EXCERPTED RECORDS ->
▼

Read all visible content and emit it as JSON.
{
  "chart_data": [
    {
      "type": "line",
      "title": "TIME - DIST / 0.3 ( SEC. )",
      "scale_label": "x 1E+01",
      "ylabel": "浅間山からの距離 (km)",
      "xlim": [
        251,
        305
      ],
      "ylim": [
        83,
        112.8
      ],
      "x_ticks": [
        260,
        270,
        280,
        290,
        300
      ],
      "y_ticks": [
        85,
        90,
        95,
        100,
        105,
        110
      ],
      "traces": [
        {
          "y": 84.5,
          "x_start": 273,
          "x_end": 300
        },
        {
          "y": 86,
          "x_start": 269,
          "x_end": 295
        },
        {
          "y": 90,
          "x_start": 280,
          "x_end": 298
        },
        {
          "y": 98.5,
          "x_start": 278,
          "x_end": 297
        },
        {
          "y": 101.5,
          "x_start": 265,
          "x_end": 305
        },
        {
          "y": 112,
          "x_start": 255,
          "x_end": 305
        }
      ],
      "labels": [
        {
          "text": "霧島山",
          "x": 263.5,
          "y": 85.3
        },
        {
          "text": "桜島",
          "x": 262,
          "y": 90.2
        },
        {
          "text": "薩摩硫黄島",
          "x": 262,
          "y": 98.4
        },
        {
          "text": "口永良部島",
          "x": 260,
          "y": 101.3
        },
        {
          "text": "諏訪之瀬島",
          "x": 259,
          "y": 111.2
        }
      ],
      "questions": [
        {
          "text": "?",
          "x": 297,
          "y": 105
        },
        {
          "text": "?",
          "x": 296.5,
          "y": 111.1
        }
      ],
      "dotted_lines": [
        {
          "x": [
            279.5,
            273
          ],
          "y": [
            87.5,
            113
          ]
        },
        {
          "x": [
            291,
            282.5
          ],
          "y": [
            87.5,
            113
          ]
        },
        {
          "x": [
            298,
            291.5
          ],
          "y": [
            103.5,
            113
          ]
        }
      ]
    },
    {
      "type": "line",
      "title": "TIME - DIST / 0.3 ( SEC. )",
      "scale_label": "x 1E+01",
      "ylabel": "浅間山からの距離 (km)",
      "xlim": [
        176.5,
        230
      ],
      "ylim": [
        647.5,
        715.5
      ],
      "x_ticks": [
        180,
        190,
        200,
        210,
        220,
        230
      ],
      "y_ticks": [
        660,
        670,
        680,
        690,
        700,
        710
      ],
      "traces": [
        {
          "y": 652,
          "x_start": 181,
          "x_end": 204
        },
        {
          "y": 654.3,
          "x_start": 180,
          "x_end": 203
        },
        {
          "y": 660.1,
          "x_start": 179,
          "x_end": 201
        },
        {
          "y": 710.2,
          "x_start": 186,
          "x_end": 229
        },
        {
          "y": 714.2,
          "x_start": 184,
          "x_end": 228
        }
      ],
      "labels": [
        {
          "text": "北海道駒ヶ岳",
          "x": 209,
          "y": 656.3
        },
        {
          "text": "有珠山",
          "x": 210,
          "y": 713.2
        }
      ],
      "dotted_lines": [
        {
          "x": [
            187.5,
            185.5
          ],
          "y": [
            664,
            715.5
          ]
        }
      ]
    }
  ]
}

▲

GOAL ->
Return the listing above in its exact form.

THE ANSWER ->
Read all visible content and emit it as JSON.
{
  "chart_data": [
    {
      "type": "line",
      "title": "TIME - DIST / 0.3 ( SEC. )",
      "scale_label": "x 1E+01",
      "ylabel": "浅間山からの距離 (km)",
      "xlim": [
        251,
        305
      ],
      "ylim": [
        83,
        112.8
      ],
      "x_ticks": [
        260,
        270,
        280,
        290,
        300
      ],
      "y_ticks": [
        85,
        90,
        95,
        100,
        105,
        110
      ],
      "traces": [
        {
          "y": 84.5,
          "x_start": 273,
          "x_end": 300
        },
        {
          "y": 86,
          "x_start": 269,
          "x_end": 295
        },
        {
          "y": 90,
          "x_start": 280,
          "x_end": 298
        },
        {
          "y": 98.5,
          "x_start": 278,
          "x_end": 297
        },
        {
          "y": 101.5,
          "x_start": 265,
          "x_end": 305
        },
        {
          "y": 112,
          "x_start": 255,
          "x_end": 305
        }
      ],
      "labels": [
        {
          "text": "霧島山",
          "x": 263.5,
          "y": 85.3
        },
        {
          "text": "桜島",
          "x": 262,
          "y": 90.2
        },
        {
          "text": "薩摩硫黄島",
          "x": 262,
          "y": 98.4
        },
        {
          "text": "口永良部島",
          "x": 260,
          "y": 101.3
        },
        {
          "text": "諏訪之瀬島",
          "x": 259,
          "y": 111.2
        }
      ],
      "questions": [
        {
          "text": "?",
          "x": 297,
          "y": 105
        },
        {
          "text": "?",
          "x": 296.5,
          "y": 111.1
        }
      ],
      "dotted_lines": [
        {
          "x": [
            279.5,
            273
          ],
          "y": [
            87.5,
            113
          ]
        },
        {
          "x": [
            291,
            282.5
          ],
          "y": [
            87.5,
            113
          ]
        },
        {
          "x": [
            298,
            291.5
          ],
          "y": [
            103.5,
            113
          ]
        }
      ]
    },
    {
      "type": "line",
      "title": "TIME - DIST / 0.3 ( SEC. )",
      "scale_label": "x 1E+01",
      "ylabel": "浅間山からの距離 (km)",
      "xlim": [
        176.5,
        230
      ],
      "ylim": [
        647.5,
        715.5
      ],
      "x_ticks": [
        180,
        190,
        200,
        210,
        220,
        230
      ],
      "y_ticks": [
        660,
        670,
        680,
        690,
        700,
        710
      ],
      "traces": [
        {
          "y": 652,
          "x_start": 181,
          "x_end": 204
        },
        {
          "y": 654.3,
          "x_start": 180,
          "x_end": 203
        },
        {
          "y": 660.1,
          "x_start": 179,
          "x_end": 201
        },
        {
          "y": 710.2,
          "x_start": 186,
          "x_end": 229
        },
        {
          "y": 714.2,
          "x_start": 184,
          "x_end": 228
        }
      ],
      "labels": [
        {
          "text": "北海道駒ヶ岳",
          "x": 209,
          "y": 656.3
        },
        {
          "text": "有珠山",
          "x": 210,
          "y": 713.2
        }
      ],
      "dotted_lines": [
        {
          "x": [
            187.5,
            185.5
          ],
          "y": [
            664,
            715.5
          ]
        }
      ]
    }
  ]
}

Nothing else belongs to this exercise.